[Goal of the exercise] Output all of the records exactly as written.

[Task data]
·····
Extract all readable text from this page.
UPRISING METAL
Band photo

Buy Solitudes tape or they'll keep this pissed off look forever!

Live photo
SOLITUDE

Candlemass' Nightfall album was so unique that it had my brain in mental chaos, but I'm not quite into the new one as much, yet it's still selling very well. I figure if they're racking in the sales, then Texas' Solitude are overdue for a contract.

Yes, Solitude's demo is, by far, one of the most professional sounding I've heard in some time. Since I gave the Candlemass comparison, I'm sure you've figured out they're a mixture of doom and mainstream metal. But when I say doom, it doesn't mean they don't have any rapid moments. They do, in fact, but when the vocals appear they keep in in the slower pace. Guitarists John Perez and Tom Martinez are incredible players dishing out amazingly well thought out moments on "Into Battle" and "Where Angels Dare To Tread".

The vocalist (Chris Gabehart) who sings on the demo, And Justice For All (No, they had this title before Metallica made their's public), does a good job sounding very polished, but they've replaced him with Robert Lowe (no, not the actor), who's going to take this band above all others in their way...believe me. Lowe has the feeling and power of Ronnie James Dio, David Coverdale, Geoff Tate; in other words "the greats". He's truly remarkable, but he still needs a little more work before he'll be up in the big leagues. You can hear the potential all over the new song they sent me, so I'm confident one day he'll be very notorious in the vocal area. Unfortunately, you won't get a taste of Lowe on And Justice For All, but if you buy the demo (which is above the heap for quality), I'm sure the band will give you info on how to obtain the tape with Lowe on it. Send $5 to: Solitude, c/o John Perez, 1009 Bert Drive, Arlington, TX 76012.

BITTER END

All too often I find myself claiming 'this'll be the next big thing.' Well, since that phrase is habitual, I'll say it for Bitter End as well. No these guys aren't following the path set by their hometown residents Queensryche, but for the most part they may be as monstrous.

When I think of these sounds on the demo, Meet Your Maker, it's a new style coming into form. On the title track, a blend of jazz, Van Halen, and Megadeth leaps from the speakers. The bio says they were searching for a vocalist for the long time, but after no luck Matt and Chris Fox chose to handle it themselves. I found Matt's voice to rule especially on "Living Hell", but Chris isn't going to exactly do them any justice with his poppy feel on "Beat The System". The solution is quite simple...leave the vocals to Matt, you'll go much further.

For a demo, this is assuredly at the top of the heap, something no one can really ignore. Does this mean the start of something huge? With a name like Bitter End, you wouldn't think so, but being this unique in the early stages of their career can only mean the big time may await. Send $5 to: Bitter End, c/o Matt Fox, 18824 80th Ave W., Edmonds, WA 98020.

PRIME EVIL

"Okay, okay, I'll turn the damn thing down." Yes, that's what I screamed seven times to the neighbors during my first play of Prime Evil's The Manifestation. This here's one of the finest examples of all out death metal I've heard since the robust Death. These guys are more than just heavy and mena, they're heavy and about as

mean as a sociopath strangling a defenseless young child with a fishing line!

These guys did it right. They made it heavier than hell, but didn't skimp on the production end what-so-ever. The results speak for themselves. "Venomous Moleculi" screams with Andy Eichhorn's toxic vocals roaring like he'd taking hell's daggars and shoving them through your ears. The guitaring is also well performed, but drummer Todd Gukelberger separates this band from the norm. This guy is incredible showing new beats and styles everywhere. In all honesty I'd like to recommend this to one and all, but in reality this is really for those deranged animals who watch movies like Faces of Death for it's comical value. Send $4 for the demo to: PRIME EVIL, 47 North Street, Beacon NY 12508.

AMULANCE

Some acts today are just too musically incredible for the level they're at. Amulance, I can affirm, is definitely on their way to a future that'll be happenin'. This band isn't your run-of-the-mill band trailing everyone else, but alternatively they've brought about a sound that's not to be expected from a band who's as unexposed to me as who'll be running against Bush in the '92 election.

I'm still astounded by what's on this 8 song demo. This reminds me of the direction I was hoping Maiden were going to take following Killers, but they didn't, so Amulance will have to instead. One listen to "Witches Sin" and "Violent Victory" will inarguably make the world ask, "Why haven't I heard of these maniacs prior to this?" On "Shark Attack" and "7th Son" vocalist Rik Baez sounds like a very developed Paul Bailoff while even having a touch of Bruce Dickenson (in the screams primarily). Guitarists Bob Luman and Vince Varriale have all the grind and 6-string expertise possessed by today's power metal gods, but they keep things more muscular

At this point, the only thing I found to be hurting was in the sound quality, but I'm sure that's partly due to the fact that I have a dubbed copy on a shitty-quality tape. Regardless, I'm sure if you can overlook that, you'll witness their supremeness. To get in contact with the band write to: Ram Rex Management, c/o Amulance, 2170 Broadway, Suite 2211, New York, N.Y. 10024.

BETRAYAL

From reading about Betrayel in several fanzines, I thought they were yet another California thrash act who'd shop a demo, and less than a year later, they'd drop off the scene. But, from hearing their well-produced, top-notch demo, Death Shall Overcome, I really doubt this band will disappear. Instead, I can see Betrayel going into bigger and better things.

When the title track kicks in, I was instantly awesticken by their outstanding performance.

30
·····
[Solution to the exercise]
Extract all readable text from this page.
UPRISING METAL
Band photo

Buy Solitudes tape or they'll keep this pissed off look forever!

Live photo
SOLITUDE

Candlemass' Nightfall album was so unique that it had my brain in mental chaos, but I'm not quite into the new one as much, yet it's still selling very well. I figure if they're racking in the sales, then Texas' Solitude are overdue for a contract.

Yes, Solitude's demo is, by far, one of the most professional sounding I've heard in some time. Since I gave the Candlemass comparison, I'm sure you've figured out they're a mixture of doom and mainstream metal. But when I say doom, it doesn't mean they don't have any rapid moments. They do, in fact, but when the vocals appear they keep in in the slower pace. Guitarists John Perez and Tom Martinez are incredible players dishing out amazingly well thought out moments on "Into Battle" and "Where Angels Dare To Tread".

The vocalist (Chris Gabehart) who sings on the demo, And Justice For All (No, they had this title before Metallica made their's public), does a good job sounding very polished, but they've replaced him with Robert Lowe (no, not the actor), who's going to take this band above all others in their way...believe me. Lowe has the feeling and power of Ronnie James Dio, David Coverdale, Geoff Tate; in other words "the greats". He's truly remarkable, but he still needs a little more work before he'll be up in the big leagues. You can hear the potential all over the new song they sent me, so I'm confident one day he'll be very notorious in the vocal area. Unfortunately, you won't get a taste of Lowe on And Justice For All, but if you buy the demo (which is above the heap for quality), I'm sure the band will give you info on how to obtain the tape with Lowe on it. Send $5 to: Solitude, c/o John Perez, 1009 Bert Drive, Arlington, TX 76012.

BITTER END

All too often I find myself claiming 'this'll be the next big thing.' Well, since that phrase is habitual, I'll say it for Bitter End as well. No these guys aren't following the path set by their hometown residents Queensryche, but for the most part they may be as monstrous.

When I think of these sounds on the demo, Meet Your Maker, it's a new style coming into form. On the title track, a blend of jazz, Van Halen, and Megadeth leaps from the speakers. The bio says they were searching for a vocalist for the long time, but after no luck Matt and Chris Fox chose to handle it themselves. I found Matt's voice to rule especially on "Living Hell", but Chris isn't going to exactly do them any justice with his poppy feel on "Beat The System". The solution is quite simple...leave the vocals to Matt, you'll go much further.

For a demo, this is assuredly at the top of the heap, something no one can really ignore. Does this mean the start of something huge? With a name like Bitter End, you wouldn't think so, but being this unique in the early stages of their career can only mean the big time may await. Send $5 to: Bitter End, c/o Matt Fox, 18824 80th Ave W., Edmonds, WA 98020.

PRIME EVIL

"Okay, okay, I'll turn the damn thing down." Yes, that's what I screamed seven times to the neighbors during my first play of Prime Evil's The Manifestation. This here's one of the finest examples of all out death metal I've heard since the robust Death. These guys are more than just heavy and mena, they're heavy and about as

mean as a sociopath strangling a defenseless young child with a fishing line!

These guys did it right. They made it heavier than hell, but didn't skimp on the production end what-so-ever. The results speak for themselves. "Venomous Moleculi" screams with Andy Eichhorn's toxic vocals roaring like he'd taking hell's daggars and shoving them through your ears. The guitaring is also well performed, but drummer Todd Gukelberger separates this band from the norm. This guy is incredible showing new beats and styles everywhere. In all honesty I'd like to recommend this to one and all, but in reality this is really for those deranged animals who watch movies like Faces of Death for it's comical value. Send $4 for the demo to: PRIME EVIL, 47 North Street, Beacon NY 12508.

AMULANCE

Some acts today are just too musically incredible for the level they're at. Amulance, I can affirm, is definitely on their way to a future that'll be happenin'. This band isn't your run-of-the-mill band trailing everyone else, but alternatively they've brought about a sound that's not to be expected from a band who's as unexposed to me as who'll be running against Bush in the '92 election.

I'm still astounded by what's on this 8 song demo. This reminds me of the direction I was hoping Maiden were going to take following Killers, but they didn't, so Amulance will have to instead. One listen to "Witches Sin" and "Violent Victory" will inarguably make the world ask, "Why haven't I heard of these maniacs prior to this?" On "Shark Attack" and "7th Son" vocalist Rik Baez sounds like a very developed Paul Bailoff while even having a touch of Bruce Dickenson (in the screams primarily). Guitarists Bob Luman and Vince Varriale have all the grind and 6-string expertise possessed by today's power metal gods, but they keep things more muscular

At this point, the only thing I found to be hurting was in the sound quality, but I'm sure that's partly due to the fact that I have a dubbed copy on a shitty-quality tape. Regardless, I'm sure if you can overlook that, you'll witness their supremeness. To get in contact with the band write to: Ram Rex Management, c/o Amulance, 2170 Broadway, Suite 2211, New York, N.Y. 10024.

BETRAYAL

From reading about Betrayel in several fanzines, I thought they were yet another California thrash act who'd shop a demo, and less than a year later, they'd drop off the scene. But, from hearing their well-produced, top-notch demo, Death Shall Overcome, I really doubt this band will disappear. Instead, I can see Betrayel going into bigger and better things.

When the title track kicks in, I was instantly awesticken by their outstanding performance.

30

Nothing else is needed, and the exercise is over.